### [WORK TO COMPLETE]
From the listing, collect all lines containing the word "your".
· · · · ·
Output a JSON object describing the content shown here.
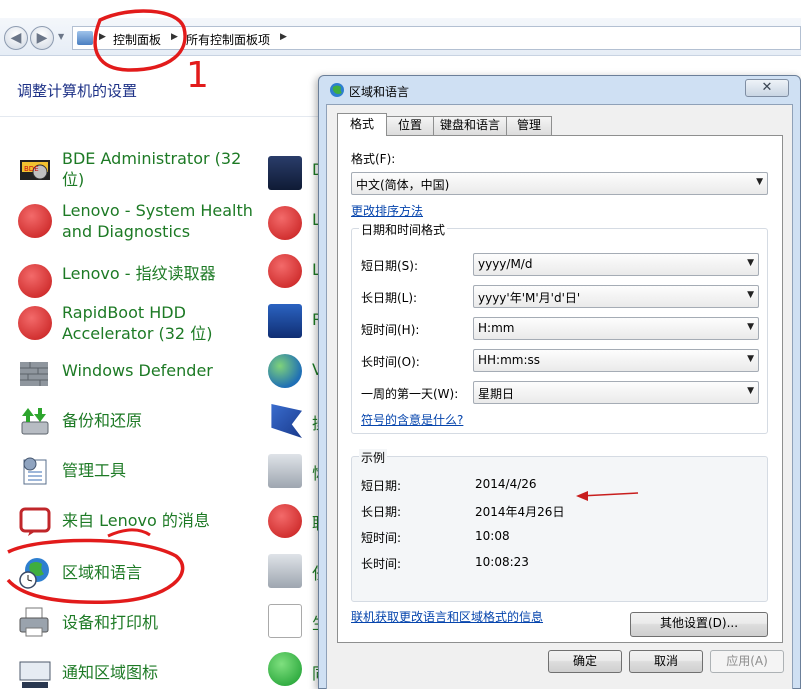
{
  "addressbar": {
    "crumbs": [
      "控制面板",
      "所有控制面板项"
    ]
  },
  "control_panel": {
    "title": "调整计算机的设置",
    "left_items": [
      {
        "label": "BDE Administrator (32 位)",
        "icon": "bde-admin-icon"
      },
      {
        "label": "Lenovo - System Health and Diagnostics",
        "icon": "lenovo-health-icon"
      },
      {
        "label": "Lenovo - 指纹读取器",
        "icon": "fingerprint-icon"
      },
      {
        "label": "RapidBoot HDD Accelerator (32 位)",
        "icon": "rapidboot-icon"
      },
      {
        "label": "Windows Defender",
        "icon": "defender-wall-icon"
      },
      {
        "label": "备份和还原",
        "icon": "backup-icon"
      },
      {
        "label": "管理工具",
        "icon": "admin-tools-icon"
      },
      {
        "label": "来自 Lenovo 的消息",
        "icon": "lenovo-message-icon"
      },
      {
        "label": "区域和语言",
        "icon": "globe-clock-icon"
      },
      {
        "label": "设备和打印机",
        "icon": "printer-icon"
      },
      {
        "label": "通知区域图标",
        "icon": "notification-icon"
      }
    ],
    "right_items_partial": [
      {
        "text": "D",
        "icon": "dolby-icon"
      },
      {
        "text": "L",
        "icon": "lenovo-camera-icon"
      },
      {
        "text": "L",
        "icon": "lenovo-power-icon"
      },
      {
        "text": "R",
        "icon": "realtek-audio-icon"
      },
      {
        "text": "V",
        "icon": "globe-icon"
      },
      {
        "text": "操",
        "icon": "flag-icon"
      },
      {
        "text": "恢",
        "icon": "recovery-icon"
      },
      {
        "text": "联",
        "icon": "runner-icon"
      },
      {
        "text": "任",
        "icon": "taskbar-icon"
      },
      {
        "text": "生",
        "icon": "biometric-icon"
      },
      {
        "text": "同",
        "icon": "sync-icon"
      }
    ]
  },
  "annotation": {
    "number": "1"
  },
  "dialog": {
    "title": "区域和语言",
    "close_glyph": "✕",
    "tabs": [
      "格式",
      "位置",
      "键盘和语言",
      "管理"
    ],
    "format_label": "格式(F):",
    "format_value": "中文(简体，中国)",
    "sort_link": "更改排序方法",
    "datetime_group": "日期和时间格式",
    "fields": [
      {
        "label": "短日期(S):",
        "value": "yyyy/M/d"
      },
      {
        "label": "长日期(L):",
        "value": "yyyy'年'M'月'd'日'"
      },
      {
        "label": "短时间(H):",
        "value": "H:mm"
      },
      {
        "label": "长时间(O):",
        "value": "HH:mm:ss"
      },
      {
        "label": "一周的第一天(W):",
        "value": "星期日"
      }
    ],
    "notation_link": "符号的含意是什么?",
    "sample_group": "示例",
    "samples": [
      {
        "label": "短日期:",
        "value": "2014/4/26"
      },
      {
        "label": "长日期:",
        "value": "2014年4月26日"
      },
      {
        "label": "短时间:",
        "value": "10:08"
      },
      {
        "label": "长时间:",
        "value": "10:08:23"
      }
    ],
    "other_settings_button": "其他设置(D)...",
    "online_link": "联机获取更改语言和区域格式的信息",
    "ok_button": "确定",
    "cancel_button": "取消",
    "apply_button": "应用(A)"
  }
}
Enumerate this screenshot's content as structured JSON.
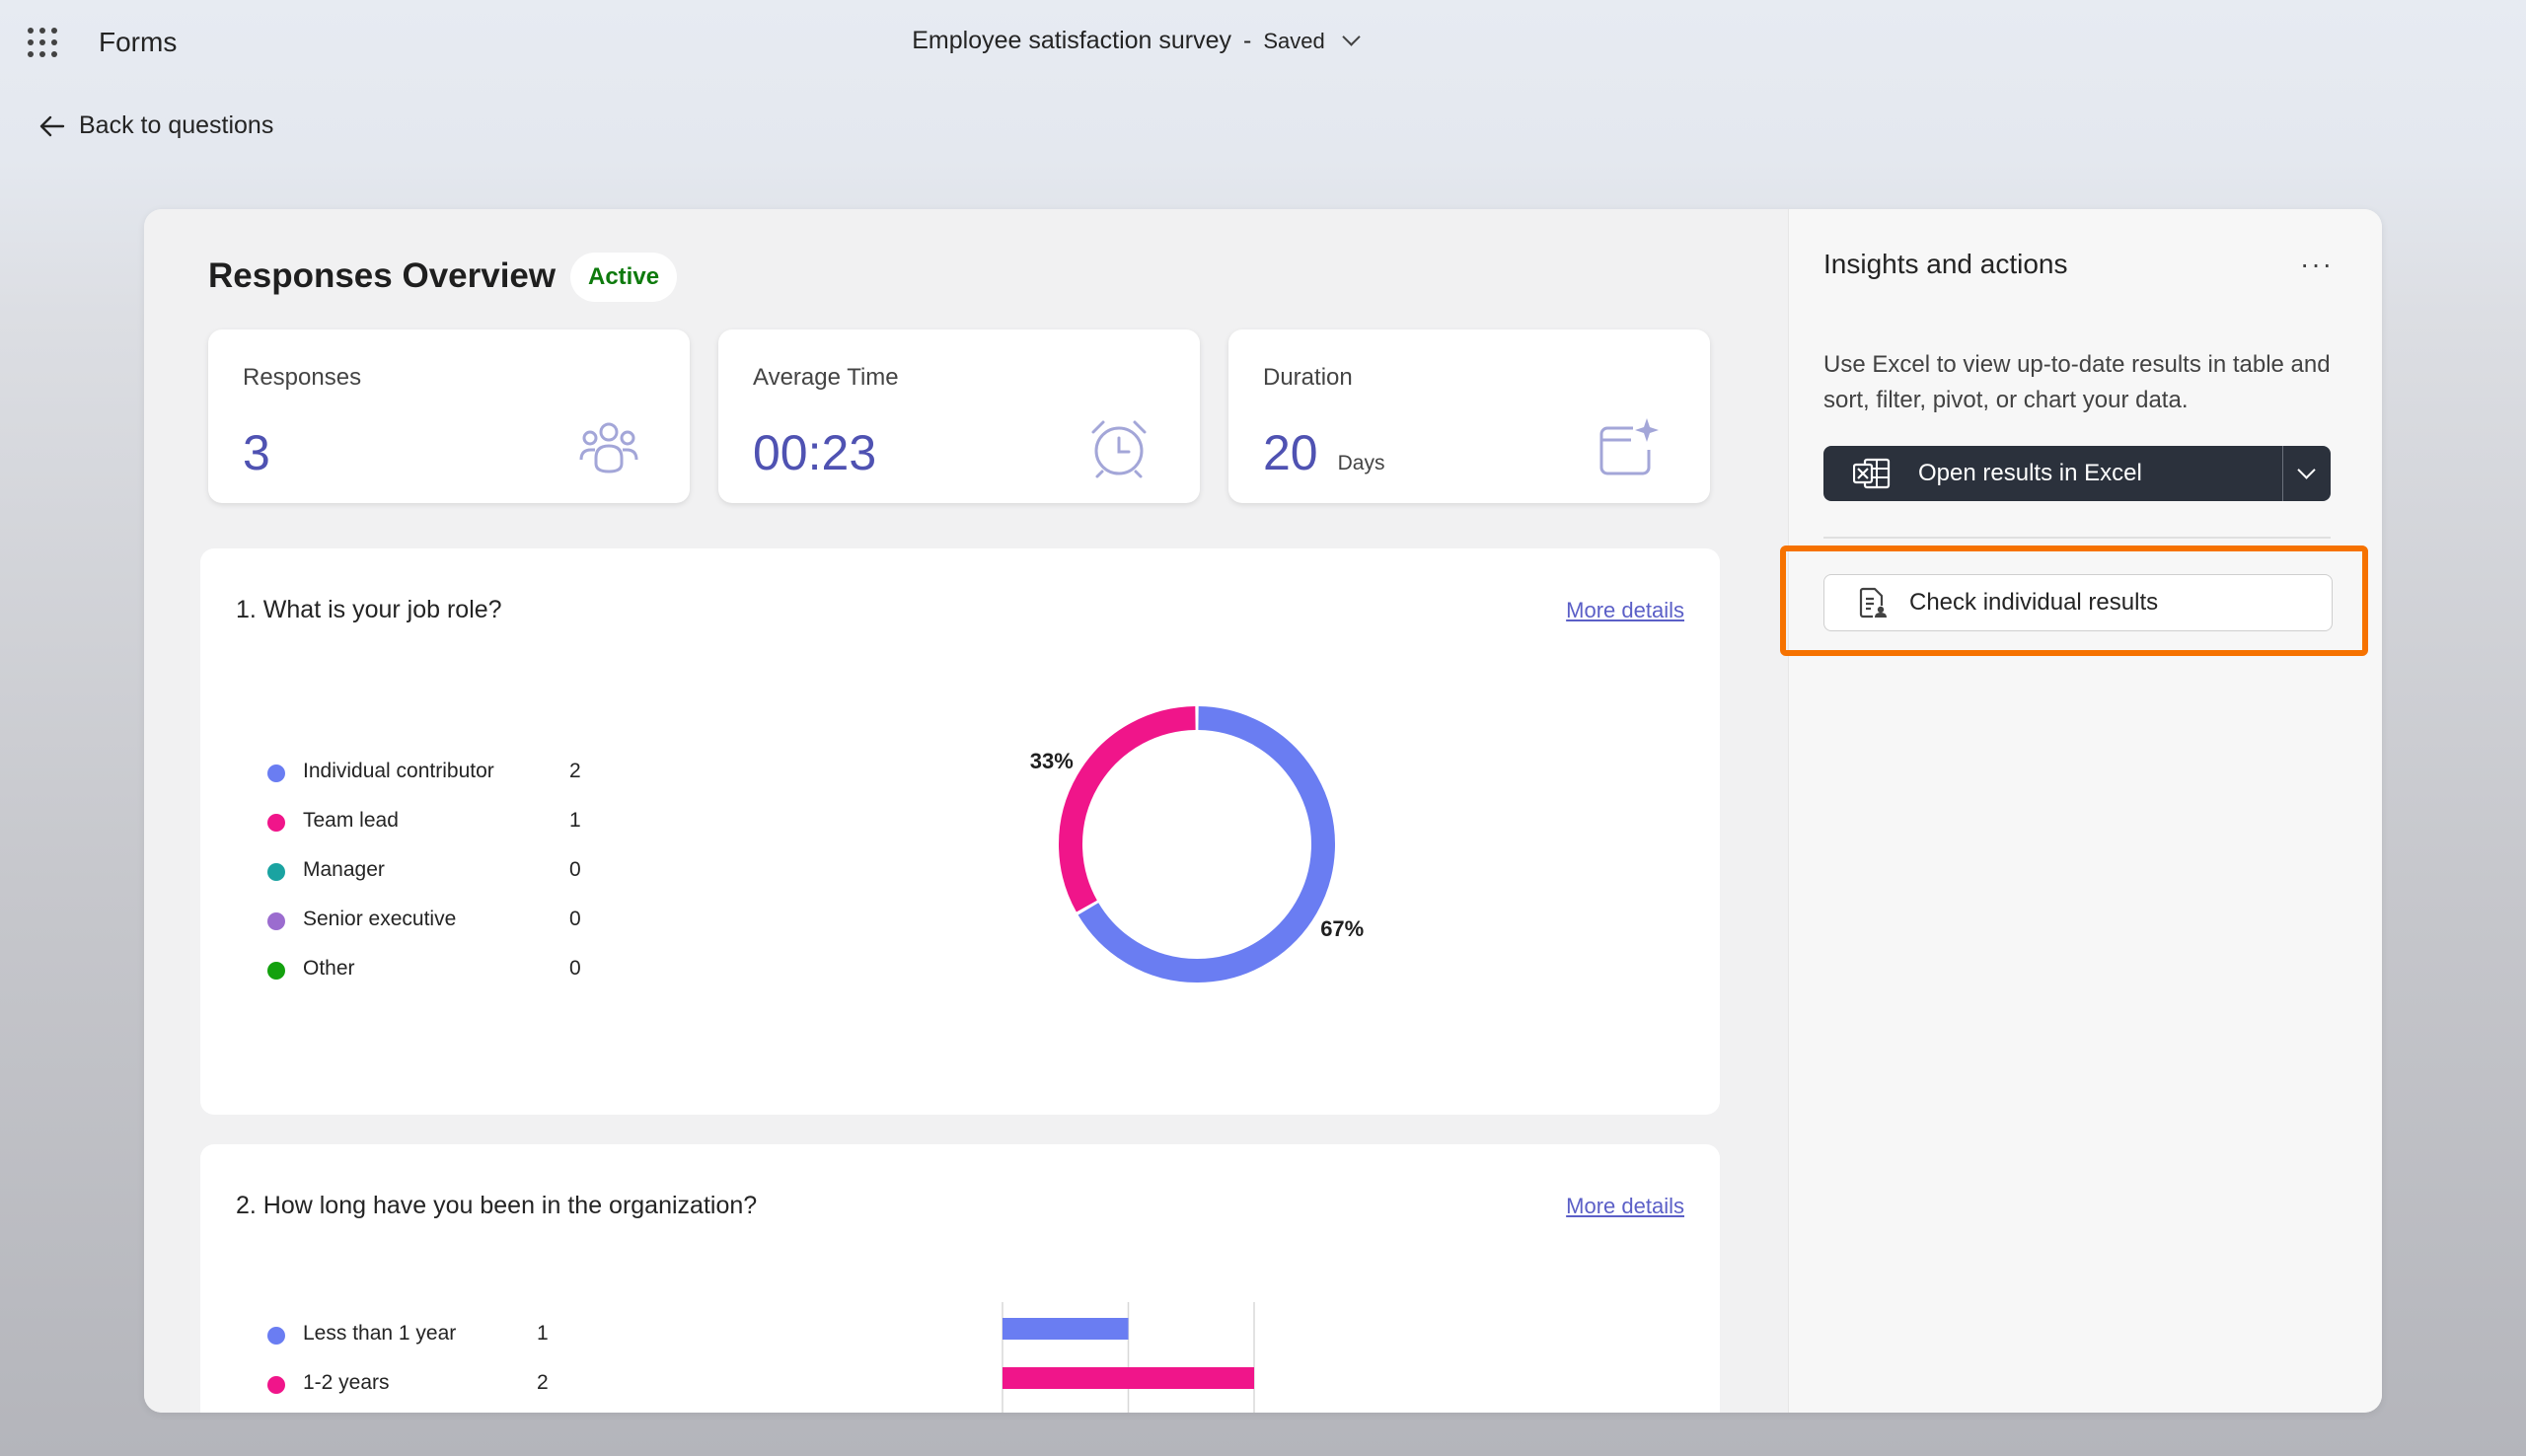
{
  "topbar": {
    "app_name": "Forms",
    "doc_title": "Employee satisfaction survey",
    "separator": "-",
    "save_status": "Saved",
    "waffle_icon": "app-launcher-icon"
  },
  "nav": {
    "back_label": "Back to questions"
  },
  "overview": {
    "title": "Responses Overview",
    "status": "Active",
    "stats": [
      {
        "label": "Responses",
        "value": "3",
        "unit": "",
        "icon": "people-icon"
      },
      {
        "label": "Average Time",
        "value": "00:23",
        "unit": "",
        "icon": "alarm-clock-icon"
      },
      {
        "label": "Duration",
        "value": "20",
        "unit": "Days",
        "icon": "calendar-sparkle-icon"
      }
    ]
  },
  "questions": [
    {
      "title": "1. What is your job role?",
      "more_label": "More details",
      "legend": [
        {
          "label": "Individual contributor",
          "count": "2",
          "color": "#6a7df2"
        },
        {
          "label": "Team lead",
          "count": "1",
          "color": "#f0158a"
        },
        {
          "label": "Manager",
          "count": "0",
          "color": "#1aa3a1"
        },
        {
          "label": "Senior executive",
          "count": "0",
          "color": "#9b6ccf"
        },
        {
          "label": "Other",
          "count": "0",
          "color": "#13a10e"
        }
      ]
    },
    {
      "title": "2. How long have you been in the organization?",
      "more_label": "More details",
      "legend": [
        {
          "label": "Less than 1 year",
          "count": "1",
          "color": "#6a7df2"
        },
        {
          "label": "1-2 years",
          "count": "2",
          "color": "#f0158a"
        }
      ]
    }
  ],
  "chart_data": [
    {
      "type": "pie",
      "categories": [
        "Individual contributor",
        "Team lead",
        "Manager",
        "Senior executive",
        "Other"
      ],
      "values": [
        2,
        1,
        0,
        0,
        0
      ],
      "labels": [
        "67%",
        "33%"
      ],
      "colors": [
        "#6a7df2",
        "#f0158a",
        "#1aa3a1",
        "#9b6ccf",
        "#13a10e"
      ]
    },
    {
      "type": "bar",
      "categories": [
        "Less than 1 year",
        "1-2 years"
      ],
      "values": [
        1,
        2
      ],
      "xlim": [
        0,
        2
      ],
      "grid": true,
      "colors": [
        "#6a7df2",
        "#f0158a"
      ]
    }
  ],
  "sidebar": {
    "title": "Insights and actions",
    "more_icon": "more-horizontal-icon",
    "description": "Use Excel to view up-to-date results in table and sort, filter, pivot, or chart your data.",
    "excel_button": "Open results in Excel",
    "check_button": "Check individual results",
    "highlight_color": "#f67200"
  }
}
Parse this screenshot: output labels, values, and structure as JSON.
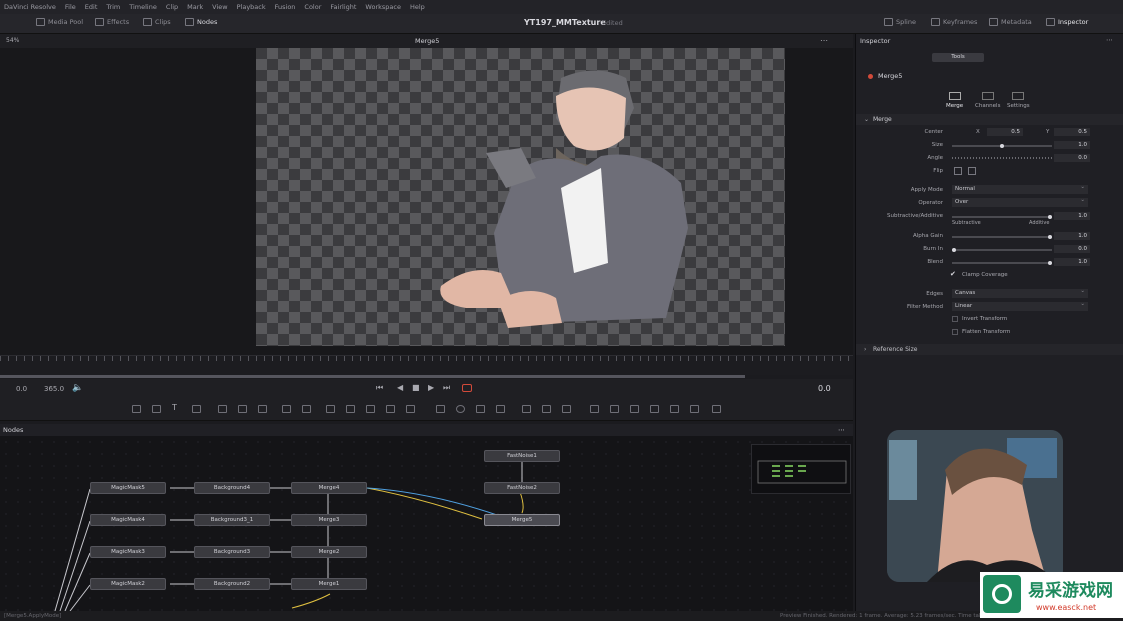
· · · · ·
### [CORRECT OUTPUT]
      "title": "1. What is your job role?",
    "description": "Use Excel to view up-to-date results in table and sort, filter, pivot, or chart your data.",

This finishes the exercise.